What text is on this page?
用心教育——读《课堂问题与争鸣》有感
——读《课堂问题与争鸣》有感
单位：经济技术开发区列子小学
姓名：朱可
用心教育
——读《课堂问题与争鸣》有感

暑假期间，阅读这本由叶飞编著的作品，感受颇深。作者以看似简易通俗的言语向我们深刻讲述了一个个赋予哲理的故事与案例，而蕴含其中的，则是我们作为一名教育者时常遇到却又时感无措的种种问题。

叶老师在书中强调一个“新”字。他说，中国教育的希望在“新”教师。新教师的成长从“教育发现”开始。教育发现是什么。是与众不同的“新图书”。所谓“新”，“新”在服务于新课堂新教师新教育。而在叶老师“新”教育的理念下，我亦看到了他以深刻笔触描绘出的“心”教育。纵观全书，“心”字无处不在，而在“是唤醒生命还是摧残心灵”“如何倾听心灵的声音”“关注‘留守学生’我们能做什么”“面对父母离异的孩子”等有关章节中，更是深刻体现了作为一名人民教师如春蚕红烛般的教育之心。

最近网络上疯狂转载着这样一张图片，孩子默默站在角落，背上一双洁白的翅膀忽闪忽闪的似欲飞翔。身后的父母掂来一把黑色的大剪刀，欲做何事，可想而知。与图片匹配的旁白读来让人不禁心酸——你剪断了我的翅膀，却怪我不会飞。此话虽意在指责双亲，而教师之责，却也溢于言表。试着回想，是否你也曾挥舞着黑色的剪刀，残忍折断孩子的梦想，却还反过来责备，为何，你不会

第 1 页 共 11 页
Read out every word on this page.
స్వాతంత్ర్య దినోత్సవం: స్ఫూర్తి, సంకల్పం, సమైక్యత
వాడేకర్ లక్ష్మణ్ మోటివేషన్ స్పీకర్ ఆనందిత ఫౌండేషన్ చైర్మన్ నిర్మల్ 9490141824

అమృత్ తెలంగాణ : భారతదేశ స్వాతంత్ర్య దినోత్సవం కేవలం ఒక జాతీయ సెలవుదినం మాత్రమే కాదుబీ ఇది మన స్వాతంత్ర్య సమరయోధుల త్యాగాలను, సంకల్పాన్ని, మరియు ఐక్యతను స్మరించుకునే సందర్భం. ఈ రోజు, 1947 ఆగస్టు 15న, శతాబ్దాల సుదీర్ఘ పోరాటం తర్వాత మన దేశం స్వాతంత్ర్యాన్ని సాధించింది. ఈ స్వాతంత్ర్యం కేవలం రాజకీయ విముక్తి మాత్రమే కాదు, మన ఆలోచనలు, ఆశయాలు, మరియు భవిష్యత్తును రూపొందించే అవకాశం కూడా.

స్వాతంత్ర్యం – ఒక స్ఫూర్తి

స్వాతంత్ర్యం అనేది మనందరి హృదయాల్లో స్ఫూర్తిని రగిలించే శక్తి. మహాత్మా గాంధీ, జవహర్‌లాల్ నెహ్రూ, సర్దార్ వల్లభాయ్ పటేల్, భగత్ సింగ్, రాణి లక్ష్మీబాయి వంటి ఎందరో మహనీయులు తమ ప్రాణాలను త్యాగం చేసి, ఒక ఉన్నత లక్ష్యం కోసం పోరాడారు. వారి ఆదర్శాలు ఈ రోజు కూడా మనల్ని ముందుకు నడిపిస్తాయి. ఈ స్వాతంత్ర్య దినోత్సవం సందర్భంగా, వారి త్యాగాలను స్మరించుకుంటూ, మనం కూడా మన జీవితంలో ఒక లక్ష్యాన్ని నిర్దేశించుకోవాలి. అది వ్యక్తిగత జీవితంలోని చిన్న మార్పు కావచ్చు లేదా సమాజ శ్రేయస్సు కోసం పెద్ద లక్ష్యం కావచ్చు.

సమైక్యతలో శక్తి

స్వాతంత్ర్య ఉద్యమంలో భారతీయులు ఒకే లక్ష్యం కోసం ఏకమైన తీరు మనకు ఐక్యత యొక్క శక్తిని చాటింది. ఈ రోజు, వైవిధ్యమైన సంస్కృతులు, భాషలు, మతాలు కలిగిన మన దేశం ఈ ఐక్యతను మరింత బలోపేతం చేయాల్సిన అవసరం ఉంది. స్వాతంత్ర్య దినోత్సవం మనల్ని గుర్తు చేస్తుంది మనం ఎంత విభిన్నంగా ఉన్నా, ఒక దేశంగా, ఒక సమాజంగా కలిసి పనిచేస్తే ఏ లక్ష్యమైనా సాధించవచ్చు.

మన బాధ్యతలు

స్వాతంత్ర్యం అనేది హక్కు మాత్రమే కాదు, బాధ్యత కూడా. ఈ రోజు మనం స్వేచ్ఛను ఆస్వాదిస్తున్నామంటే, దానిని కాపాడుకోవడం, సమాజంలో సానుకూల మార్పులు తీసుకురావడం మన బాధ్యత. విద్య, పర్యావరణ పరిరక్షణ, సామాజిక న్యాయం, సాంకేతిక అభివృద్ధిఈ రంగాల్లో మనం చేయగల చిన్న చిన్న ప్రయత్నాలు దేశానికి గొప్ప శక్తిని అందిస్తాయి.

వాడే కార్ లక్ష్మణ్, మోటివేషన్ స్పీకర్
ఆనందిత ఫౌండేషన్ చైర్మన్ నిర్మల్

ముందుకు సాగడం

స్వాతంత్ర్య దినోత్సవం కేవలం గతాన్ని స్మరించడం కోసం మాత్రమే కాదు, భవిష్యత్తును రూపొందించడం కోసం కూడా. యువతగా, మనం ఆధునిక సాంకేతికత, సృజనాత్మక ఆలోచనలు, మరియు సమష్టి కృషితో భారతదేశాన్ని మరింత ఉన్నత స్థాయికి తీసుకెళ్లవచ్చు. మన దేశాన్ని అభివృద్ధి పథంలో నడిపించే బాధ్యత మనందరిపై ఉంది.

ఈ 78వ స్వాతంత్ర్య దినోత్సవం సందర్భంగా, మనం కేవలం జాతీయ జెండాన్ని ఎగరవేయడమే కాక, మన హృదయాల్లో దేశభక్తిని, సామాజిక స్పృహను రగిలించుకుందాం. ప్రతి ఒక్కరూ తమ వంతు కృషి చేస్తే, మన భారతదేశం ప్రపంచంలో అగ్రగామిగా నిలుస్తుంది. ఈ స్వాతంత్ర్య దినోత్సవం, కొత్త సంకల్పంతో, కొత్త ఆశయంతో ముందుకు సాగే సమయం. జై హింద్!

----

What is asked. Without leaving anything out, give the entries again exactly.

Solution to this problem.
What text is on this page?
用心教育——读《课堂问题与争鸣》有感
——读《课堂问题与争鸣》有感
单位：经济技术开发区列子小学
姓名：朱可
用心教育
——读《课堂问题与争鸣》有感

暑假期间，阅读这本由叶飞编著的作品，感受颇深。作者以看似简易通俗的言语向我们深刻讲述了一个个赋予哲理的故事与案例，而蕴含其中的，则是我们作为一名教育者时常遇到却又时感无措的种种问题。

叶老师在书中强调一个“新”字。他说，中国教育的希望在“新”教师。新教师的成长从“教育发现”开始。教育发现是什么。是与众不同的“新图书”。所谓“新”，“新”在服务于新课堂新教师新教育。而在叶老师“新”教育的理念下，我亦看到了他以深刻笔触描绘出的“心”教育。纵观全书，“心”字无处不在，而在“是唤醒生命还是摧残心灵”“如何倾听心灵的声音”“关注‘留守学生’我们能做什么”“面对父母离异的孩子”等有关章节中，更是深刻体现了作为一名人民教师如春蚕红烛般的教育之心。

最近网络上疯狂转载着这样一张图片，孩子默默站在角落，背上一双洁白的翅膀忽闪忽闪的似欲飞翔。身后的父母掂来一把黑色的大剪刀，欲做何事，可想而知。与图片匹配的旁白读来让人不禁心酸——你剪断了我的翅膀，却怪我不会飞。此话虽意在指责双亲，而教师之责，却也溢于言表。试着回想，是否你也曾挥舞着黑色的剪刀，残忍折断孩子的梦想，却还反过来责备，为何，你不会

第 1 页 共 11 页
Read out every word on this page.
స్వాతంత్ర్య దినోత్సవం: స్ఫూర్తి, సంకల్పం, సమైక్యత
వాడేకర్ లక్ష్మణ్ మోటివేషన్ స్పీకర్ ఆనందిత ఫౌండేషన్ చైర్మన్ నిర్మల్ 9490141824

అమృత్ తెలంగాణ : భారతదేశ స్వాతంత్ర్య దినోత్సవం కేవలం ఒక జాతీయ సెలవుదినం మాత్రమే కాదుబీ ఇది మన స్వాతంత్ర్య సమరయోధుల త్యాగాలను, సంకల్పాన్ని, మరియు ఐక్యతను స్మరించుకునే సందర్భం. ఈ రోజు, 1947 ఆగస్టు 15న, శతాబ్దాల సుదీర్ఘ పోరాటం తర్వాత మన దేశం స్వాతంత్ర్యాన్ని సాధించింది. ఈ స్వాతంత్ర్యం కేవలం రాజకీయ విముక్తి మాత్రమే కాదు, మన ఆలోచనలు, ఆశయాలు, మరియు భవిష్యత్తును రూపొందించే అవకాశం కూడా.

స్వాతంత్ర్యం – ఒక స్ఫూర్తి

స్వాతంత్ర్యం అనేది మనందరి హృదయాల్లో స్ఫూర్తిని రగిలించే శక్తి. మహాత్మా గాంధీ, జవహర్‌లాల్ నెహ్రూ, సర్దార్ వల్లభాయ్ పటేల్, భగత్ సింగ్, రాణి లక్ష్మీబాయి వంటి ఎందరో మహనీయులు తమ ప్రాణాలను త్యాగం చేసి, ఒక ఉన్నత లక్ష్యం కోసం పోరాడారు. వారి ఆదర్శాలు ఈ రోజు కూడా మనల్ని ముందుకు నడిపిస్తాయి. ఈ స్వాతంత్ర్య దినోత్సవం సందర్భంగా, వారి త్యాగాలను స్మరించుకుంటూ, మనం కూడా మన జీవితంలో ఒక లక్ష్యాన్ని నిర్దేశించుకోవాలి. అది వ్యక్తిగత జీవితంలోని చిన్న మార్పు కావచ్చు లేదా సమాజ శ్రేయస్సు కోసం పెద్ద లక్ష్యం కావచ్చు.

సమైక్యతలో శక్తి

స్వాతంత్ర్య ఉద్యమంలో భారతీయులు ఒకే లక్ష్యం కోసం ఏకమైన తీరు మనకు ఐక్యత యొక్క శక్తిని చాటింది. ఈ రోజు, వైవిధ్యమైన సంస్కృతులు, భాషలు, మతాలు కలిగిన మన దేశం ఈ ఐక్యతను మరింత బలోపేతం చేయాల్సిన అవసరం ఉంది. స్వాతంత్ర్య దినోత్సవం మనల్ని గుర్తు చేస్తుంది మనం ఎంత విభిన్నంగా ఉన్నా, ఒక దేశంగా, ఒక సమాజంగా కలిసి పనిచేస్తే ఏ లక్ష్యమైనా సాధించవచ్చు.

మన బాధ్యతలు

స్వాతంత్ర్యం అనేది హక్కు మాత్రమే కాదు, బాధ్యత కూడా. ఈ రోజు మనం స్వేచ్ఛను ఆస్వాదిస్తున్నామంటే, దానిని కాపాడుకోవడం, సమాజంలో సానుకూల మార్పులు తీసుకురావడం మన బాధ్యత. విద్య, పర్యావరణ పరిరక్షణ, సామాజిక న్యాయం, సాంకేతిక అభివృద్ధిఈ రంగాల్లో మనం చేయగల చిన్న చిన్న ప్రయత్నాలు దేశానికి గొప్ప శక్తిని అందిస్తాయి.

వాడే కార్ లక్ష్మణ్, మోటివేషన్ స్పీకర్
ఆనందిత ఫౌండేషన్ చైర్మన్ నిర్మల్

ముందుకు సాగడం

స్వాతంత్ర్య దినోత్సవం కేవలం గతాన్ని స్మరించడం కోసం మాత్రమే కాదు, భవిష్యత్తును రూపొందించడం కోసం కూడా. యువతగా, మనం ఆధునిక సాంకేతికత, సృజనాత్మక ఆలోచనలు, మరియు సమష్టి కృషితో భారతదేశాన్ని మరింత ఉన్నత స్థాయికి తీసుకెళ్లవచ్చు. మన దేశాన్ని అభివృద్ధి పథంలో నడిపించే బాధ్యత మనందరిపై ఉంది.

ఈ 78వ స్వాతంత్ర్య దినోత్సవం సందర్భంగా, మనం కేవలం జాతీయ జెండాన్ని ఎగరవేయడమే కాక, మన హృదయాల్లో దేశభక్తిని, సామాజిక స్పృహను రగిలించుకుందాం. ప్రతి ఒక్కరూ తమ వంతు కృషి చేస్తే, మన భారతదేశం ప్రపంచంలో అగ్రగామిగా నిలుస్తుంది. ఈ స్వాతంత్ర్య దినోత్సవం, కొత్త సంకల్పంతో, కొత్త ఆశయంతో ముందుకు సాగే సమయం. జై హింద్!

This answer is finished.